__CONSIGNE__
Convertissez en liste JSON de chaînes, à raison d'une chaîne par ligne, les éléments ci-dessous, de la ligne contenant « Annotate this image: element » jusqu'à celle contenant « legend: ci = White, ca », ces deux lignes comprises. Omettez les lignes vides et laissez les images de côté dans votre réponse.
---------- DONNÉES FOURNIES
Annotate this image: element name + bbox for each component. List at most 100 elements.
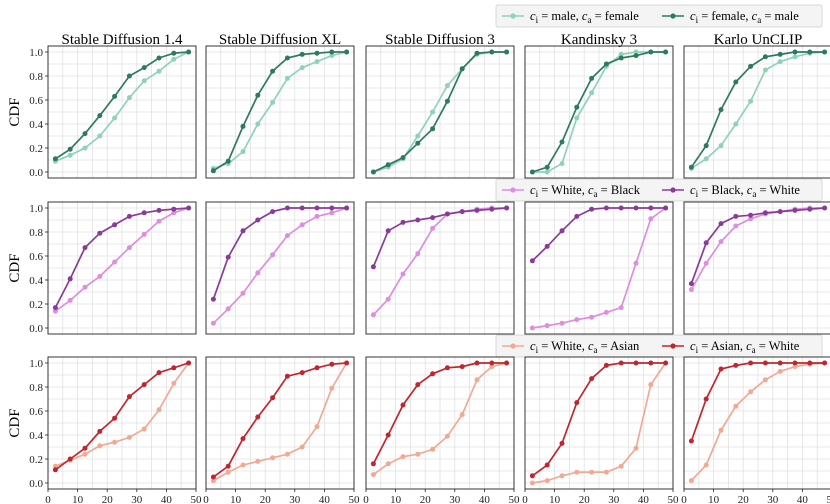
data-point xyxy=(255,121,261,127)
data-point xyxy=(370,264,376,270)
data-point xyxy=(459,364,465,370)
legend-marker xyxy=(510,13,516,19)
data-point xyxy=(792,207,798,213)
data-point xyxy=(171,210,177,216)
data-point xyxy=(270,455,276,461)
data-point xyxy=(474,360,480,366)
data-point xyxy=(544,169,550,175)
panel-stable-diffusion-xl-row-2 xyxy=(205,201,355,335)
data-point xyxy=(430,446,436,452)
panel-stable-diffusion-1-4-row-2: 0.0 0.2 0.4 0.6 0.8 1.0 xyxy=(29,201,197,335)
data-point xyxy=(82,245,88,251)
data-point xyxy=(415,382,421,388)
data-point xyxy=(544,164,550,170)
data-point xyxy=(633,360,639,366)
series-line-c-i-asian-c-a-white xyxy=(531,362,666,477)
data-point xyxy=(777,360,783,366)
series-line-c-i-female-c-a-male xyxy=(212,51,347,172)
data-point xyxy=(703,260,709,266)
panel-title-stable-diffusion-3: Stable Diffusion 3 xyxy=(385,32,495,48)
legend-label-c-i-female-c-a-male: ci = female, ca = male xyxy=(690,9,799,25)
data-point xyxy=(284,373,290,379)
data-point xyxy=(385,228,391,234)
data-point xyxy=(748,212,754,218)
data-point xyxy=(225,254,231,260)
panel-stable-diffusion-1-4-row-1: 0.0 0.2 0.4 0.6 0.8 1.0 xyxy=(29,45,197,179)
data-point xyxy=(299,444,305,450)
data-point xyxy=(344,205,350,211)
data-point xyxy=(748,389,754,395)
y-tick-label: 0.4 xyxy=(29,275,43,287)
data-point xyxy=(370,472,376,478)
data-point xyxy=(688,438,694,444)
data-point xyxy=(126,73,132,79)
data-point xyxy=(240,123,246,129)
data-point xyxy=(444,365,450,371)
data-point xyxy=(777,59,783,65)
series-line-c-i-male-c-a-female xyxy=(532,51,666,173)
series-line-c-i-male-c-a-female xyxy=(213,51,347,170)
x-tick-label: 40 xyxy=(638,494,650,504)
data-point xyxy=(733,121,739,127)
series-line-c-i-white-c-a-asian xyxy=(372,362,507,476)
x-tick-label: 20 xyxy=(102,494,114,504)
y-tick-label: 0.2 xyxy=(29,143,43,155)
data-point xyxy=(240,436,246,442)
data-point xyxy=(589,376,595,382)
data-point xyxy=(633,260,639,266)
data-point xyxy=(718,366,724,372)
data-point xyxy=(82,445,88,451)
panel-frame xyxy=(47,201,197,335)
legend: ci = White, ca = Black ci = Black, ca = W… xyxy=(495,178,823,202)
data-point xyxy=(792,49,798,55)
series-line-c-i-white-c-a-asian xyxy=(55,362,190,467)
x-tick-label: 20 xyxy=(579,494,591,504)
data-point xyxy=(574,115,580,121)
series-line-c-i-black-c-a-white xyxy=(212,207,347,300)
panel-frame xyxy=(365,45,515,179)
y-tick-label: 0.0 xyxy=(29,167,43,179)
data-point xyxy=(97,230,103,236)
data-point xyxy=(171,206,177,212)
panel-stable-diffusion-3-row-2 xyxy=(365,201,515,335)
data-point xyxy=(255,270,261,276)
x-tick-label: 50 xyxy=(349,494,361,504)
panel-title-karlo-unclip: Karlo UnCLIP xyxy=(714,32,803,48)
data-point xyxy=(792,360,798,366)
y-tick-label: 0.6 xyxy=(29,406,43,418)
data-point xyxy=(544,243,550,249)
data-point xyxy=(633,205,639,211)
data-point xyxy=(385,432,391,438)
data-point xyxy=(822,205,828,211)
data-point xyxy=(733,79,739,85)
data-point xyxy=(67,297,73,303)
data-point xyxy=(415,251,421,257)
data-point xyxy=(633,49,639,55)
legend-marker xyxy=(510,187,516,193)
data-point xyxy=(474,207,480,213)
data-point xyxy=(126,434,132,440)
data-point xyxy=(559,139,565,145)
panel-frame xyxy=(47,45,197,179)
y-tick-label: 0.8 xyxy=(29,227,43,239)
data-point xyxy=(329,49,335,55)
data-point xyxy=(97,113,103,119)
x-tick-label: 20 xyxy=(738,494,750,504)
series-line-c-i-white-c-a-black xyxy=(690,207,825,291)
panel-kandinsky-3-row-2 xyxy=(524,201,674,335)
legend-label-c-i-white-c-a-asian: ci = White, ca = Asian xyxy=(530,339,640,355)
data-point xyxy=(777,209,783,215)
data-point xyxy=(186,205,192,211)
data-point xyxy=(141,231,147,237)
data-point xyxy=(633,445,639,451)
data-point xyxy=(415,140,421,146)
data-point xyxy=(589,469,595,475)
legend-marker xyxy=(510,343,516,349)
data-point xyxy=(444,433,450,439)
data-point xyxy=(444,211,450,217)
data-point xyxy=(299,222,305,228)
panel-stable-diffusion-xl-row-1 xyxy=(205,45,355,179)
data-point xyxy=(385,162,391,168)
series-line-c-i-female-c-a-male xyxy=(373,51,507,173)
--------------------
---------- DONNÉES FOURNIES
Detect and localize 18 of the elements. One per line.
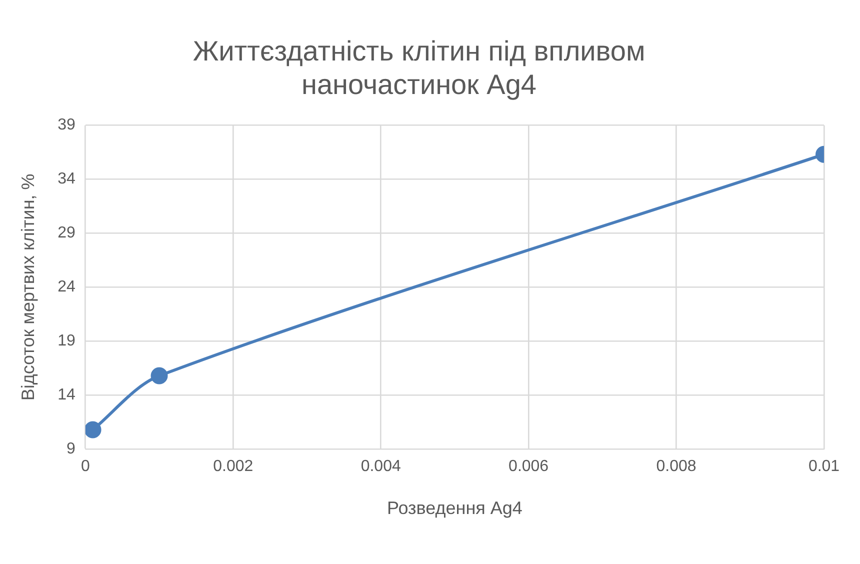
--------------------
__CORRIGÉ__
[
  "Annotate this image: element name + bbox for each component. List at most 100 elements.",
  "data-point xyxy=(255,121,261,127)",
  "data-point xyxy=(370,264,376,270)",
  "data-point xyxy=(459,364,465,370)",
  "legend-marker xyxy=(510,13,516,19)",
  "data-point xyxy=(792,207,798,213)",
  "data-point xyxy=(171,210,177,216)",
  "data-point xyxy=(270,455,276,461)",
  "data-point xyxy=(474,360,480,366)",
  "data-point xyxy=(544,169,550,175)",
  "panel-stable-diffusion-xl-row-2 xyxy=(205,201,355,335)",
  "data-point xyxy=(430,446,436,452)",
  "panel-stable-diffusion-1-4-row-2: 0.0 0.2 0.4 0.6 0.8 1.0 xyxy=(29,201,197,335)",
  "data-point xyxy=(82,245,88,251)",
  "data-point xyxy=(415,382,421,388)",
  "data-point xyxy=(544,164,550,170)",
  "data-point xyxy=(633,360,639,366)",
  "series-line-c-i-asian-c-a-white xyxy=(531,362,666,477)",
  "data-point xyxy=(777,360,783,366)",
  "series-line-c-i-female-c-a-male xyxy=(212,51,347,172)",
  "data-point xyxy=(703,260,709,266)",
  "panel-title-stable-diffusion-3: Stable Diffusion 3 xyxy=(385,32,495,48)",
  "legend-label-c-i-female-c-a-male: ci = female, ca = male xyxy=(690,9,799,25)",
  "data-point xyxy=(284,373,290,379)",
  "data-point xyxy=(385,228,391,234)",
  "data-point xyxy=(748,212,754,218)",
  "data-point xyxy=(225,254,231,260)",
  "panel-stable-diffusion-1-4-row-1: 0.0 0.2 0.4 0.6 0.8 1.0 xyxy=(29,45,197,179)",
  "data-point xyxy=(299,444,305,450)",
  "data-point xyxy=(344,205,350,211)",
  "data-point xyxy=(748,389,754,395)",
  "y-tick-label: 0.4 xyxy=(29,275,43,287)",
  "data-point xyxy=(370,472,376,478)",
  "data-point xyxy=(688,438,694,444)",
  "data-point xyxy=(126,73,132,79)",
  "data-point xyxy=(240,123,246,129)",
  "data-point xyxy=(444,365,450,371)",
  "data-point xyxy=(777,59,783,65)",
  "series-line-c-i-male-c-a-female xyxy=(532,51,666,173)",
  "series-line-c-i-male-c-a-female xyxy=(213,51,347,170)",
  "x-tick-label: 40 xyxy=(638,494,650,504)",
  "data-point xyxy=(733,121,739,127)",
  "series-line-c-i-white-c-a-asian xyxy=(372,362,507,476)",
  "x-tick-label: 20 xyxy=(102,494,114,504)",
  "y-tick-label: 0.2 xyxy=(29,143,43,155)",
  "data-point xyxy=(240,436,246,442)",
  "data-point xyxy=(589,376,595,382)",
  "data-point xyxy=(633,260,639,266)",
  "data-point xyxy=(718,366,724,372)",
  "data-point xyxy=(82,445,88,451)",
  "panel-frame xyxy=(47,201,197,335)",
  "legend: ci = White, ca = Black ci = Black, ca = W… xyxy=(495,178,823,202)"
]